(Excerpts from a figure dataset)
-- Start --

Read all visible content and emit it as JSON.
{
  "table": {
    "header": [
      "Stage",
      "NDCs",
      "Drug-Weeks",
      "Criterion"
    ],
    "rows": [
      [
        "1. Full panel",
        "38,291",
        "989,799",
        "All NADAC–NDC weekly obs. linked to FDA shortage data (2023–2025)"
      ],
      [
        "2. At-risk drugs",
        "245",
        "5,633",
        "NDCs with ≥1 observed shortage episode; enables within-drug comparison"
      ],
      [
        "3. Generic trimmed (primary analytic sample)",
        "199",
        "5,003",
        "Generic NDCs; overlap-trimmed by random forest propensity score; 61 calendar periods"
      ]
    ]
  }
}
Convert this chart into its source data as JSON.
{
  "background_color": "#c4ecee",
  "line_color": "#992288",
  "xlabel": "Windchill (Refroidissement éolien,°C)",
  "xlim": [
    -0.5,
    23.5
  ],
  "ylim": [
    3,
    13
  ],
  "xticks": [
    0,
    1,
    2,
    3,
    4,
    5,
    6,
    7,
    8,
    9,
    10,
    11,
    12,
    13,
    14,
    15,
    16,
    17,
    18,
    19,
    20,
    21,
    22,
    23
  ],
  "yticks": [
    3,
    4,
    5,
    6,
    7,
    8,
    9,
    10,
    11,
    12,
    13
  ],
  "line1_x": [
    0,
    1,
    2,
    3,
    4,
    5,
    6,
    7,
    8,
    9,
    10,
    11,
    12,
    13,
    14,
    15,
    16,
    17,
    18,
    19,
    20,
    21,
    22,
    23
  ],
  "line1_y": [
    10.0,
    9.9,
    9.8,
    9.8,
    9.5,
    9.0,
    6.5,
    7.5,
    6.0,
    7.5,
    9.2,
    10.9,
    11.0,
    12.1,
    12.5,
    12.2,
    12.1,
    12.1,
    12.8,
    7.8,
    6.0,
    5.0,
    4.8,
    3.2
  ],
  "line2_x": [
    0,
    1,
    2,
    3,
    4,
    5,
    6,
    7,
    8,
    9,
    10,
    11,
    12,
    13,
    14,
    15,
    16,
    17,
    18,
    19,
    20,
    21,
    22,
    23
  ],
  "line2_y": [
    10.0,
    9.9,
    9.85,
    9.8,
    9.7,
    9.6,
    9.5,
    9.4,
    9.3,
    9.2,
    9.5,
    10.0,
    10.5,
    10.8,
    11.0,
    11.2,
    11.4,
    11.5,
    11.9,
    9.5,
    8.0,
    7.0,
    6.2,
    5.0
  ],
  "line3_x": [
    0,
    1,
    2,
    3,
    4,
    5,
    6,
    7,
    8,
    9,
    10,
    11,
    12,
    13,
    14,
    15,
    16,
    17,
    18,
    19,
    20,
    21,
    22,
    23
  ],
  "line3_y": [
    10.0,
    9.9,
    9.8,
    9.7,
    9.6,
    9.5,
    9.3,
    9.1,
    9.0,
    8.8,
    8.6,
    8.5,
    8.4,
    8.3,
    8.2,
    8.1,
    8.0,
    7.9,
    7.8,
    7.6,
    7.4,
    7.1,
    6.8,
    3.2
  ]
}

-- End --

REQUIREMENT >>
All of the lines above must be returned exactly.

ANSWER BELOW >>
Read all visible content and emit it as JSON.
{
  "table": {
    "header": [
      "Stage",
      "NDCs",
      "Drug-Weeks",
      "Criterion"
    ],
    "rows": [
      [
        "1. Full panel",
        "38,291",
        "989,799",
        "All NADAC–NDC weekly obs. linked to FDA shortage data (2023–2025)"
      ],
      [
        "2. At-risk drugs",
        "245",
        "5,633",
        "NDCs with ≥1 observed shortage episode; enables within-drug comparison"
      ],
      [
        "3. Generic trimmed (primary analytic sample)",
        "199",
        "5,003",
        "Generic NDCs; overlap-trimmed by random forest propensity score; 61 calendar periods"
      ]
    ]
  }
}
Convert this chart into its source data as JSON.
{
  "background_color": "#c4ecee",
  "line_color": "#992288",
  "xlabel": "Windchill (Refroidissement éolien,°C)",
  "xlim": [
    -0.5,
    23.5
  ],
  "ylim": [
    3,
    13
  ],
  "xticks": [
    0,
    1,
    2,
    3,
    4,
    5,
    6,
    7,
    8,
    9,
    10,
    11,
    12,
    13,
    14,
    15,
    16,
    17,
    18,
    19,
    20,
    21,
    22,
    23
  ],
  "yticks": [
    3,
    4,
    5,
    6,
    7,
    8,
    9,
    10,
    11,
    12,
    13
  ],
  "line1_x": [
    0,
    1,
    2,
    3,
    4,
    5,
    6,
    7,
    8,
    9,
    10,
    11,
    12,
    13,
    14,
    15,
    16,
    17,
    18,
    19,
    20,
    21,
    22,
    23
  ],
  "line1_y": [
    10.0,
    9.9,
    9.8,
    9.8,
    9.5,
    9.0,
    6.5,
    7.5,
    6.0,
    7.5,
    9.2,
    10.9,
    11.0,
    12.1,
    12.5,
    12.2,
    12.1,
    12.1,
    12.8,
    7.8,
    6.0,
    5.0,
    4.8,
    3.2
  ],
  "line2_x": [
    0,
    1,
    2,
    3,
    4,
    5,
    6,
    7,
    8,
    9,
    10,
    11,
    12,
    13,
    14,
    15,
    16,
    17,
    18,
    19,
    20,
    21,
    22,
    23
  ],
  "line2_y": [
    10.0,
    9.9,
    9.85,
    9.8,
    9.7,
    9.6,
    9.5,
    9.4,
    9.3,
    9.2,
    9.5,
    10.0,
    10.5,
    10.8,
    11.0,
    11.2,
    11.4,
    11.5,
    11.9,
    9.5,
    8.0,
    7.0,
    6.2,
    5.0
  ],
  "line3_x": [
    0,
    1,
    2,
    3,
    4,
    5,
    6,
    7,
    8,
    9,
    10,
    11,
    12,
    13,
    14,
    15,
    16,
    17,
    18,
    19,
    20,
    21,
    22,
    23
  ],
  "line3_y": [
    10.0,
    9.9,
    9.8,
    9.7,
    9.6,
    9.5,
    9.3,
    9.1,
    9.0,
    8.8,
    8.6,
    8.5,
    8.4,
    8.3,
    8.2,
    8.1,
    8.0,
    7.9,
    7.8,
    7.6,
    7.4,
    7.1,
    6.8,
    3.2
  ]
}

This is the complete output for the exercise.